The task ▸
Extract every line below that contains the word "банкротстве".

Data listing:
______
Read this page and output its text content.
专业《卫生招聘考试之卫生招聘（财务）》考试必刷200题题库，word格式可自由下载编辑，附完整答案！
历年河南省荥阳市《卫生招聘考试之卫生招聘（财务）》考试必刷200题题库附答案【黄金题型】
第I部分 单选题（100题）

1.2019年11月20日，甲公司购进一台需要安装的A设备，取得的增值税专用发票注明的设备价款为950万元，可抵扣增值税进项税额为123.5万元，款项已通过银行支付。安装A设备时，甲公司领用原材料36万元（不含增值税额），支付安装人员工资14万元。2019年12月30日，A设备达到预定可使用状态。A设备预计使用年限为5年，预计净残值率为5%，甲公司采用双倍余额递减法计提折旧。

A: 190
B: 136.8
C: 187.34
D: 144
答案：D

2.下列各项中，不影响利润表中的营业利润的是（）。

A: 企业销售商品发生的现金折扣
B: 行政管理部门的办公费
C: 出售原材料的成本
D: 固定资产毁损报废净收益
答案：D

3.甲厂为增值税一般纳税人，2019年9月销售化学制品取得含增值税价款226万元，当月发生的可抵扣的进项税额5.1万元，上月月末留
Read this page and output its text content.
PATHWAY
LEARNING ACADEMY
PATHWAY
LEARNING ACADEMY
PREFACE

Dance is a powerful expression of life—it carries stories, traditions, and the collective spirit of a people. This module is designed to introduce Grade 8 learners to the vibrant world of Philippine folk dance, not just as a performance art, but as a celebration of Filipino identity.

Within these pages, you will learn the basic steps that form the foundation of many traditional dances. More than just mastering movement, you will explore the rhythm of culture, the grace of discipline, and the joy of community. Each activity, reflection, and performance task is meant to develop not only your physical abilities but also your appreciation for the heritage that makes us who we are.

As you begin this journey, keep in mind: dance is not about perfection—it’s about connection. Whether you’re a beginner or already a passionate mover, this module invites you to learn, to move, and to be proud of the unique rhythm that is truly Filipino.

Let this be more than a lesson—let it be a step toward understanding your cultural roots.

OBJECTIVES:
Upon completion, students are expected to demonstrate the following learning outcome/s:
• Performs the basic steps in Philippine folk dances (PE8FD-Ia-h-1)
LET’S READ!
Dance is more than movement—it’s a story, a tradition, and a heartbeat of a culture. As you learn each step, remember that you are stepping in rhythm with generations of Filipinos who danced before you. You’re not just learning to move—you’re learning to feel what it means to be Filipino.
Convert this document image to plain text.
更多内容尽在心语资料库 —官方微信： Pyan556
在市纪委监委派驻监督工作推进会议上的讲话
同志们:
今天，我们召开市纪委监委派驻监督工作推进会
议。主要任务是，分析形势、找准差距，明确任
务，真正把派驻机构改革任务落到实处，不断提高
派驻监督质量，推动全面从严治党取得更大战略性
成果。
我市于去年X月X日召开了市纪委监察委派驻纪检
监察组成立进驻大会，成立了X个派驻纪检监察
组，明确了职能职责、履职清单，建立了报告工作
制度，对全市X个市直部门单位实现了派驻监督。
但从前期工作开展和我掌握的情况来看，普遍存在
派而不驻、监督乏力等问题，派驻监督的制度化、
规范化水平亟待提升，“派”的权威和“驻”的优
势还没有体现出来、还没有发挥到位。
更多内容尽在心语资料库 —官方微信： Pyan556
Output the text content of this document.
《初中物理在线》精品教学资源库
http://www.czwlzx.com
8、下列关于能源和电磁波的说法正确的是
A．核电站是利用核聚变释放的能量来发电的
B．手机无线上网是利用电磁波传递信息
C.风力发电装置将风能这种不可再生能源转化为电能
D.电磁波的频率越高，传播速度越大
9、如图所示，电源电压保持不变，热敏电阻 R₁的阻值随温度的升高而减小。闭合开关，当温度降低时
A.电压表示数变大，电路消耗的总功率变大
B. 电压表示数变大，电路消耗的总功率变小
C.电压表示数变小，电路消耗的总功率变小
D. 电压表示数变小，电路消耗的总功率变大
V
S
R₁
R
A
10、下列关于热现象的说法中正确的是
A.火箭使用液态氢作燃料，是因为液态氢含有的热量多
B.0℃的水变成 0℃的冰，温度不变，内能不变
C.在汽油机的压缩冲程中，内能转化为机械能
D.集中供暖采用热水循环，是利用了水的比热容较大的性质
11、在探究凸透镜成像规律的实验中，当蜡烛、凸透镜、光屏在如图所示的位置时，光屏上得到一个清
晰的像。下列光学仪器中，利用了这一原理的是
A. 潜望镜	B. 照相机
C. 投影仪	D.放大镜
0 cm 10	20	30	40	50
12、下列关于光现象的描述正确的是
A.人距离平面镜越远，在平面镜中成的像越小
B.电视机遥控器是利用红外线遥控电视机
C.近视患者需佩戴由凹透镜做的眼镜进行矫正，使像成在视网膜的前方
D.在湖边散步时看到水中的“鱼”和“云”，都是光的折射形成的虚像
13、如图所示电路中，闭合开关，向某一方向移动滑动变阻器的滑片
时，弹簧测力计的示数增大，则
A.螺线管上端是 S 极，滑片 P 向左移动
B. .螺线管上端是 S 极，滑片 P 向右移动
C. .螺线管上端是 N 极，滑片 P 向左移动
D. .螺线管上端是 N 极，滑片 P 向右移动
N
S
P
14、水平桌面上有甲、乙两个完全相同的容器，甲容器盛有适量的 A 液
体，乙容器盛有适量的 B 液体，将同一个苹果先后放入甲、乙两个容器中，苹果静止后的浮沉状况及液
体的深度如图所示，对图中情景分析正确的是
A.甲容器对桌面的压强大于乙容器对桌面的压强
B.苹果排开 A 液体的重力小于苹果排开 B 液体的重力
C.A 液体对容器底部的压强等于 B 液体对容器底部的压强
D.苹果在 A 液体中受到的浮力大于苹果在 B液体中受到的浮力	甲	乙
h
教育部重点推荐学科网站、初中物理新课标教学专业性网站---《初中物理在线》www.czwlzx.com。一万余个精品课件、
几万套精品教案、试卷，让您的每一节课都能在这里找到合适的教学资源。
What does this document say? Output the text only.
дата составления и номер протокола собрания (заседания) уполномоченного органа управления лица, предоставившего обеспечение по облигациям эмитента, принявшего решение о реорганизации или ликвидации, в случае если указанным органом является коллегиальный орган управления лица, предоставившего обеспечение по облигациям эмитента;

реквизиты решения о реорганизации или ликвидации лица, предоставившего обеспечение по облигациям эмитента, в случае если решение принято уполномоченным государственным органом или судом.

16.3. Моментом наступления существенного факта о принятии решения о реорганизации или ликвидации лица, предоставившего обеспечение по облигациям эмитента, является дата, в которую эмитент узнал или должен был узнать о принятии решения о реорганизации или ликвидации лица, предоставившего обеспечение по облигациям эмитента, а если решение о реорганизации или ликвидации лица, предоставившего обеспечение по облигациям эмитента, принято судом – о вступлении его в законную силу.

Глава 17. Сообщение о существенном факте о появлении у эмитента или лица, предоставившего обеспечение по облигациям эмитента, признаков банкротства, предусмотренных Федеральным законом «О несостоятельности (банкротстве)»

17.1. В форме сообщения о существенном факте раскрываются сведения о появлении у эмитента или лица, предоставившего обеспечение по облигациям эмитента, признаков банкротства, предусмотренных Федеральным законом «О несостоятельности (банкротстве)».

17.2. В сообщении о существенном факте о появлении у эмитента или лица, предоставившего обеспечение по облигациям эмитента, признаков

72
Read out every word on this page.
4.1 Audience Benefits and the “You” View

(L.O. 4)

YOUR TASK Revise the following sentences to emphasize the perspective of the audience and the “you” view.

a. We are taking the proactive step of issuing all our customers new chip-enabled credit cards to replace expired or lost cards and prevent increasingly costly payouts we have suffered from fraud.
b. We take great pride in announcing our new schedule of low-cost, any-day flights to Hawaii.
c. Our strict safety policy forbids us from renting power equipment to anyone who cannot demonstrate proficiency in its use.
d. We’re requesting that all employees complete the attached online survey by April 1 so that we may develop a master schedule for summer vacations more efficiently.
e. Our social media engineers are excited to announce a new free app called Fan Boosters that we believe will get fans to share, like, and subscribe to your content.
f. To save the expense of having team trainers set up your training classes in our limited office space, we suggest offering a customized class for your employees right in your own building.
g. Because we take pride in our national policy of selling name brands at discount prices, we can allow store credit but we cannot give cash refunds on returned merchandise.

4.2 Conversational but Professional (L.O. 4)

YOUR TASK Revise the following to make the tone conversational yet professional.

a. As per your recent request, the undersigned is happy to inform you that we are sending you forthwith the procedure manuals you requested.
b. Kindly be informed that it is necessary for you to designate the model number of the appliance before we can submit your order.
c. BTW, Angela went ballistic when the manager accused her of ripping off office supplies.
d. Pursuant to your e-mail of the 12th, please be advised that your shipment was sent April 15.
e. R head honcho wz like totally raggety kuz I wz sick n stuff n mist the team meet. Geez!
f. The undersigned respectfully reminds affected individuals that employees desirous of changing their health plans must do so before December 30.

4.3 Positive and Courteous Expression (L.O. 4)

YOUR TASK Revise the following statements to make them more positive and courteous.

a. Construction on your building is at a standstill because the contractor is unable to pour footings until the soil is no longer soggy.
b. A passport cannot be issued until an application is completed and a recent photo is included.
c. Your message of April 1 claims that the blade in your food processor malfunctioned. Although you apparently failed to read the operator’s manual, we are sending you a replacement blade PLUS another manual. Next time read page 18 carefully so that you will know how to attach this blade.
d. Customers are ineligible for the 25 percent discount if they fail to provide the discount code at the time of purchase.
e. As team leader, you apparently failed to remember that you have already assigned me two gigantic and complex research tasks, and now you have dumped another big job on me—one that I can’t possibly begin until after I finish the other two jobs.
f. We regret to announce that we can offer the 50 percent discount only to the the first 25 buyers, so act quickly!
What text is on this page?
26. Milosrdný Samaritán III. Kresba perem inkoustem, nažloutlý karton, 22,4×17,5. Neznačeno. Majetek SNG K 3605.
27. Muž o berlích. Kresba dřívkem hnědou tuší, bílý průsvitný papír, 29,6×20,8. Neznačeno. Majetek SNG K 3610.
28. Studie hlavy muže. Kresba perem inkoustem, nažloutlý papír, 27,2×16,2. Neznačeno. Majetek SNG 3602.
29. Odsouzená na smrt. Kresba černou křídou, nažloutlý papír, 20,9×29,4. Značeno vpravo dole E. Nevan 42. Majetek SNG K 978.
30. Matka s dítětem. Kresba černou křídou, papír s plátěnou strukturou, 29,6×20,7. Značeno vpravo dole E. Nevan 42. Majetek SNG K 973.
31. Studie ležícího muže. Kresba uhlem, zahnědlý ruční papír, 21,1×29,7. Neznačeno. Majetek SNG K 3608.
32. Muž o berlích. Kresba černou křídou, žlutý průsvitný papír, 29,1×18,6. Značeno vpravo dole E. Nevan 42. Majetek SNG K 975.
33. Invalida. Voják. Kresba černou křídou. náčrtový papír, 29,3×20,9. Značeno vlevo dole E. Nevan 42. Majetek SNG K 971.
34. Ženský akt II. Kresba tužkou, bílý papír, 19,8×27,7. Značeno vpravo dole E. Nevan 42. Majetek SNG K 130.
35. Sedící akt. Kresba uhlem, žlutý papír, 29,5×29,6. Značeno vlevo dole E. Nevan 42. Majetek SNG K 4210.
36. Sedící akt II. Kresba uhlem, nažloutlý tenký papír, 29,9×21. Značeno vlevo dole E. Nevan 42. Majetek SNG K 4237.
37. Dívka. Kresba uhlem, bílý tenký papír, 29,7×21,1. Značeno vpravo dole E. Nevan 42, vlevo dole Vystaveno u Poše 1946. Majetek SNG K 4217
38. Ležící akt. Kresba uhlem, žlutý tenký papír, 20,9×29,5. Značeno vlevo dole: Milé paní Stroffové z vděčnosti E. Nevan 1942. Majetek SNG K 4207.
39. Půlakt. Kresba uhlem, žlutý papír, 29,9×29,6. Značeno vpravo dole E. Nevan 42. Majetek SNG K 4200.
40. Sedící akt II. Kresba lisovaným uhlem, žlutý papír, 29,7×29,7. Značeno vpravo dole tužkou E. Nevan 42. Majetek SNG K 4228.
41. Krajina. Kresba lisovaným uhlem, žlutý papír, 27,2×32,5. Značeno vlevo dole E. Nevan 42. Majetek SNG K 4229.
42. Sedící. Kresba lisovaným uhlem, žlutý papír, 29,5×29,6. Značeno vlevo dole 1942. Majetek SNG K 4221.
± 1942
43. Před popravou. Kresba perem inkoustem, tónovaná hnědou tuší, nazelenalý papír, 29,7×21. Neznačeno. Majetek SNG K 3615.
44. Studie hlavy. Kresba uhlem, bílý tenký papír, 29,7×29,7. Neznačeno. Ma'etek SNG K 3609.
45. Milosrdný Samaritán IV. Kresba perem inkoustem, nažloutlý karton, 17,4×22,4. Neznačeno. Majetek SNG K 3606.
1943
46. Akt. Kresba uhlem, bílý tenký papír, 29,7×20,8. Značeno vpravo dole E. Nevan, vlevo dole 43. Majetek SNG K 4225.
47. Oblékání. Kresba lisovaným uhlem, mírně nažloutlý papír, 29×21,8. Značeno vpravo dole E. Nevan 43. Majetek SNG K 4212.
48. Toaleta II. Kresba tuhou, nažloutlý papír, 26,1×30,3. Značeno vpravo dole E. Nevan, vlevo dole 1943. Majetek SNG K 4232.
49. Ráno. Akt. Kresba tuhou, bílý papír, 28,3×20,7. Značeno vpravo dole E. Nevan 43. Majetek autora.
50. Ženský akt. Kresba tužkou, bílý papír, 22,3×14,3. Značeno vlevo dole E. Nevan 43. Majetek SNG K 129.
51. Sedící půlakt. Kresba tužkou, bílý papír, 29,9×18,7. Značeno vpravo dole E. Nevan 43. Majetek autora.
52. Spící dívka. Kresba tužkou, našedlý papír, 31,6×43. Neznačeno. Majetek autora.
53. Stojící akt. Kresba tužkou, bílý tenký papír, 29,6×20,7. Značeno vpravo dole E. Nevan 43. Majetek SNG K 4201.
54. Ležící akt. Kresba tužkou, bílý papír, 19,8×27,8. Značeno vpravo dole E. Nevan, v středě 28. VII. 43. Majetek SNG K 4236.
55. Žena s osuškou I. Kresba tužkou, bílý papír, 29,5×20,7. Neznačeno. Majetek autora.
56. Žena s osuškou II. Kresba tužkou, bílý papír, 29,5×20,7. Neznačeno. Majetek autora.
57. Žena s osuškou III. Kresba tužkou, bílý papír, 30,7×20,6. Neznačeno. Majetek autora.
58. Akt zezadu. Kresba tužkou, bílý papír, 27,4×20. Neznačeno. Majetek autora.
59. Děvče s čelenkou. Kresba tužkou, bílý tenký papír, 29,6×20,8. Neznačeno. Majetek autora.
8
______
Solved problem ▸
Глава 17. Сообщение о существенном факте о появлении у эмитента или лица, предоставившего обеспечение по облигациям эмитента, признаков банкротства, предусмотренных Федеральным законом «О несостоятельности (банкротстве)»
17.1. В форме сообщения о существенном факте раскрываются сведения о появлении у эмитента или лица, предоставившего обеспечение по облигациям эмитента, признаков банкротства, предусмотренных Федеральным законом «О несостоятельности (банкротстве)».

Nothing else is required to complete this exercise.